INFORMATION SUPPLIED:
☆ ☆ ☆ ☆ ☆ ☆ ☆
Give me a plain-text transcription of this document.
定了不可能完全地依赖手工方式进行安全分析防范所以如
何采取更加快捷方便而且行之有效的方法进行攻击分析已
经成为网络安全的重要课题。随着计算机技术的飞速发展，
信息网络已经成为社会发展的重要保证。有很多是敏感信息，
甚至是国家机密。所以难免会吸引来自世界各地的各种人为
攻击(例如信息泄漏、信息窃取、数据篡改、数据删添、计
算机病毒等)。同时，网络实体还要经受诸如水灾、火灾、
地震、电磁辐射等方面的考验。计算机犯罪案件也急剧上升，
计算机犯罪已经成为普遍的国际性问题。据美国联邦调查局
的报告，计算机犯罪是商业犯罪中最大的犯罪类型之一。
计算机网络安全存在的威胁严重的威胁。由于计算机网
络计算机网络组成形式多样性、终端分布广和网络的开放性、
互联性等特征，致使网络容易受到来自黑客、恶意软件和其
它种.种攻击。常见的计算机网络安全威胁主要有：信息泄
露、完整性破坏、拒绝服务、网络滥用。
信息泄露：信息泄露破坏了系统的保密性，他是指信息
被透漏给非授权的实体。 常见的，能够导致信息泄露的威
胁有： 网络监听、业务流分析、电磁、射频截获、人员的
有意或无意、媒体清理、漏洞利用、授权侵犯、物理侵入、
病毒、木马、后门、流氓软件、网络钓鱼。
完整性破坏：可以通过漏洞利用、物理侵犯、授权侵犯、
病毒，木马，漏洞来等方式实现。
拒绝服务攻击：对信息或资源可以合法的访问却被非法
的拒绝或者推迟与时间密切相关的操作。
☆ ☆ ☆ ☆ ☆ ☆ ☆
WHAT IS BEING ASKED: Extract every record. Keep wording exact.

EXERCISE RESULT:
Give me a plain-text transcription of this document.
定了不可能完全地依赖手工方式进行安全分析防范所以如
何采取更加快捷方便而且行之有效的方法进行攻击分析已
经成为网络安全的重要课题。随着计算机技术的飞速发展，
信息网络已经成为社会发展的重要保证。有很多是敏感信息，
甚至是国家机密。所以难免会吸引来自世界各地的各种人为
攻击(例如信息泄漏、信息窃取、数据篡改、数据删添、计
算机病毒等)。同时，网络实体还要经受诸如水灾、火灾、
地震、电磁辐射等方面的考验。计算机犯罪案件也急剧上升，
计算机犯罪已经成为普遍的国际性问题。据美国联邦调查局
的报告，计算机犯罪是商业犯罪中最大的犯罪类型之一。
计算机网络安全存在的威胁严重的威胁。由于计算机网
络计算机网络组成形式多样性、终端分布广和网络的开放性、
互联性等特征，致使网络容易受到来自黑客、恶意软件和其
它种.种攻击。常见的计算机网络安全威胁主要有：信息泄
露、完整性破坏、拒绝服务、网络滥用。
信息泄露：信息泄露破坏了系统的保密性，他是指信息
被透漏给非授权的实体。 常见的，能够导致信息泄露的威
胁有： 网络监听、业务流分析、电磁、射频截获、人员的
有意或无意、媒体清理、漏洞利用、授权侵犯、物理侵入、
病毒、木马、后门、流氓软件、网络钓鱼。
完整性破坏：可以通过漏洞利用、物理侵犯、授权侵犯、
病毒，木马，漏洞来等方式实现。
拒绝服务攻击：对信息或资源可以合法的访问却被非法
的拒绝或者推迟与时间密切相关的操作。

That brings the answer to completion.